Exercise goal:
Copy the entries below word for word, minus the pictures.

++++ Dataset ++++

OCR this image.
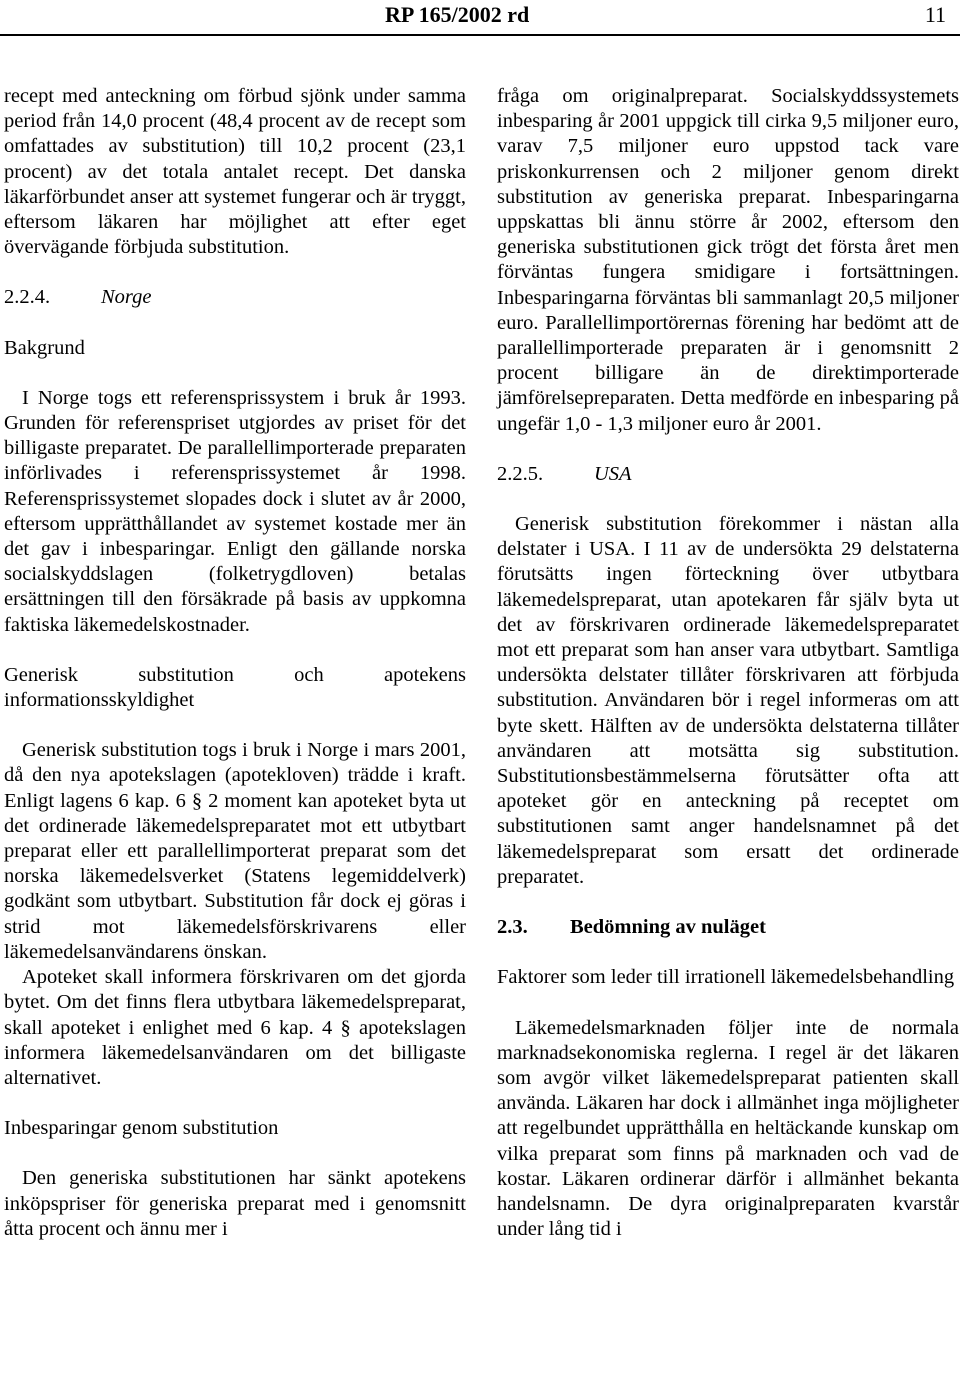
RP 165/2002 rd	11

recept med anteckning om förbud sjönk under samma period från 14,0 procent (48,4 procent av de recept som omfattades av substitution) till 10,2 procent (23,1 procent) av det totala antalet recept. Det danska läkarförbundet anser att systemet fungerar och är tryggt, eftersom läkaren har möjlighet att efter eget övervägande förbjuda substitution.

2.2.4. Norge

Bakgrund

I Norge togs ett referensprissystem i bruk år 1993. Grunden för referenspriset utgjordes av priset för det billigaste preparatet. De parallellimporterade preparaten införlivades i referensprissystemet år 1998. Referensprissystemet slopades dock i slutet av år 2000, eftersom upprätthållandet av systemet kostade mer än det gav i inbesparingar. Enligt den gällande norska socialskyddslagen (folketrygdloven) betalas ersättningen till den försäkrade på basis av uppkomna faktiska läkemedelskostnader.

Generisk substitution och apotekens informationsskyldighet

Generisk substitution togs i bruk i Norge i mars 2001, då den nya apotekslagen (apotekloven) trädde i kraft. Enligt lagens 6 kap. 6 § 2 moment kan apoteket byta ut det ordinerade läkemedelspreparatet mot ett utbytbart preparat eller ett parallellimporterat preparat som det norska läkemedelsverket (Statens legemiddelverk) godkänt som utbytbart. Substitution får dock ej göras i strid mot läkemedelsförskrivarens eller läkemedelsanvändarens önskan.

Apoteket skall informera förskrivaren om det gjorda bytet. Om det finns flera utbytbara läkemedelspreparat, skall apoteket i enlighet med 6 kap. 4 § apotekslagen informera läkemedelsanvändaren om det billigaste alternativet.

Inbesparingar genom substitution

Den generiska substitutionen har sänkt apotekens inköpspriser för generiska preparat med i genomsnitt åtta procent och ännu mer i

fråga om originalpreparat. Socialskyddssystemets inbesparing år 2001 uppgick till cirka 9,5 miljoner euro, varav 7,5 miljoner euro uppstod tack vare priskonkurrensen och 2 miljoner genom direkt substitution av generiska preparat. Inbesparingarna uppskattas bli ännu större år 2002, eftersom den generiska substitutionen gick trögt det första året men förväntas fungera smidigare i fortsättningen. Inbesparingarna förväntas bli sammanlagt 20,5 miljoner euro. Parallellimportörernas förening har bedömt att de parallellimporterade preparaten är i genomsnitt 2 procent billigare än de direktimporterade jämförelsepreparaten. Detta medförde en inbesparing på ungefär 1,0 - 1,3 miljoner euro år 2001.

2.2.5. USA

Generisk substitution förekommer i nästan alla delstater i USA. I 11 av de undersökta 29 delstaterna förutsätts ingen förteckning över utbytbara läkemedelspreparat, utan apotekaren får själv byta ut det av förskrivaren ordinerade läkemedelspreparatet mot ett preparat som han anser vara utbytbart. Samtliga undersökta delstater tillåter förskrivaren att förbjuda substitution. Användaren bör i regel informeras om att byte skett. Hälften av de undersökta delstaterna tillåter användaren att motsätta sig substitution. Substitutionsbestämmelserna förutsätter ofta att apoteket gör en anteckning på receptet om substitutionen samt anger handelsnamnet på det läkemedelspreparat som ersatt det ordinerade preparatet.

2.3. Bedömning av nuläget

Faktorer som leder till irrationell läkemedelsbehandling

Läkemedelsmarknaden följer inte de normala marknadsekonomiska reglerna. I regel är det läkaren som avgör vilket läkemedelspreparat patienten skall använda. Läkaren har dock i allmänhet inga möjligheter att regelbundet upprätthålla en heltäckande kunskap om vilka preparat som finns på marknaden och vad de kostar. Läkaren ordinerar därför i allmänhet bekanta handelsnamn. De dyra originalpreparaten kvarstår under lång tid i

++++

Finished exercise:
OCR this image.
RP 165/2002 rd	11

recept med anteckning om förbud sjönk under samma period från 14,0 procent (48,4 procent av de recept som omfattades av substitution) till 10,2 procent (23,1 procent) av det totala antalet recept. Det danska läkarförbundet anser att systemet fungerar och är tryggt, eftersom läkaren har möjlighet att efter eget övervägande förbjuda substitution.

2.2.4. Norge

Bakgrund

I Norge togs ett referensprissystem i bruk år 1993. Grunden för referenspriset utgjordes av priset för det billigaste preparatet. De parallellimporterade preparaten införlivades i referensprissystemet år 1998. Referensprissystemet slopades dock i slutet av år 2000, eftersom upprätthållandet av systemet kostade mer än det gav i inbesparingar. Enligt den gällande norska socialskyddslagen (folketrygdloven) betalas ersättningen till den försäkrade på basis av uppkomna faktiska läkemedelskostnader.

Generisk substitution och apotekens informationsskyldighet

Generisk substitution togs i bruk i Norge i mars 2001, då den nya apotekslagen (apotekloven) trädde i kraft. Enligt lagens 6 kap. 6 § 2 moment kan apoteket byta ut det ordinerade läkemedelspreparatet mot ett utbytbart preparat eller ett parallellimporterat preparat som det norska läkemedelsverket (Statens legemiddelverk) godkänt som utbytbart. Substitution får dock ej göras i strid mot läkemedelsförskrivarens eller läkemedelsanvändarens önskan.

Apoteket skall informera förskrivaren om det gjorda bytet. Om det finns flera utbytbara läkemedelspreparat, skall apoteket i enlighet med 6 kap. 4 § apotekslagen informera läkemedelsanvändaren om det billigaste alternativet.

Inbesparingar genom substitution

Den generiska substitutionen har sänkt apotekens inköpspriser för generiska preparat med i genomsnitt åtta procent och ännu mer i

fråga om originalpreparat. Socialskyddssystemets inbesparing år 2001 uppgick till cirka 9,5 miljoner euro, varav 7,5 miljoner euro uppstod tack vare priskonkurrensen och 2 miljoner genom direkt substitution av generiska preparat. Inbesparingarna uppskattas bli ännu större år 2002, eftersom den generiska substitutionen gick trögt det första året men förväntas fungera smidigare i fortsättningen. Inbesparingarna förväntas bli sammanlagt 20,5 miljoner euro. Parallellimportörernas förening har bedömt att de parallellimporterade preparaten är i genomsnitt 2 procent billigare än de direktimporterade jämförelsepreparaten. Detta medförde en inbesparing på ungefär 1,0 - 1,3 miljoner euro år 2001.

2.2.5. USA

Generisk substitution förekommer i nästan alla delstater i USA. I 11 av de undersökta 29 delstaterna förutsätts ingen förteckning över utbytbara läkemedelspreparat, utan apotekaren får själv byta ut det av förskrivaren ordinerade läkemedelspreparatet mot ett preparat som han anser vara utbytbart. Samtliga undersökta delstater tillåter förskrivaren att förbjuda substitution. Användaren bör i regel informeras om att byte skett. Hälften av de undersökta delstaterna tillåter användaren att motsätta sig substitution. Substitutionsbestämmelserna förutsätter ofta att apoteket gör en anteckning på receptet om substitutionen samt anger handelsnamnet på det läkemedelspreparat som ersatt det ordinerade preparatet.

2.3. Bedömning av nuläget

Faktorer som leder till irrationell läkemedelsbehandling

Läkemedelsmarknaden följer inte de normala marknadsekonomiska reglerna. I regel är det läkaren som avgör vilket läkemedelspreparat patienten skall använda. Läkaren har dock i allmänhet inga möjligheter att regelbundet upprätthålla en heltäckande kunskap om vilka preparat som finns på marknaden och vad de kostar. Läkaren ordinerar därför i allmänhet bekanta handelsnamn. De dyra originalpreparaten kvarstår under lång tid i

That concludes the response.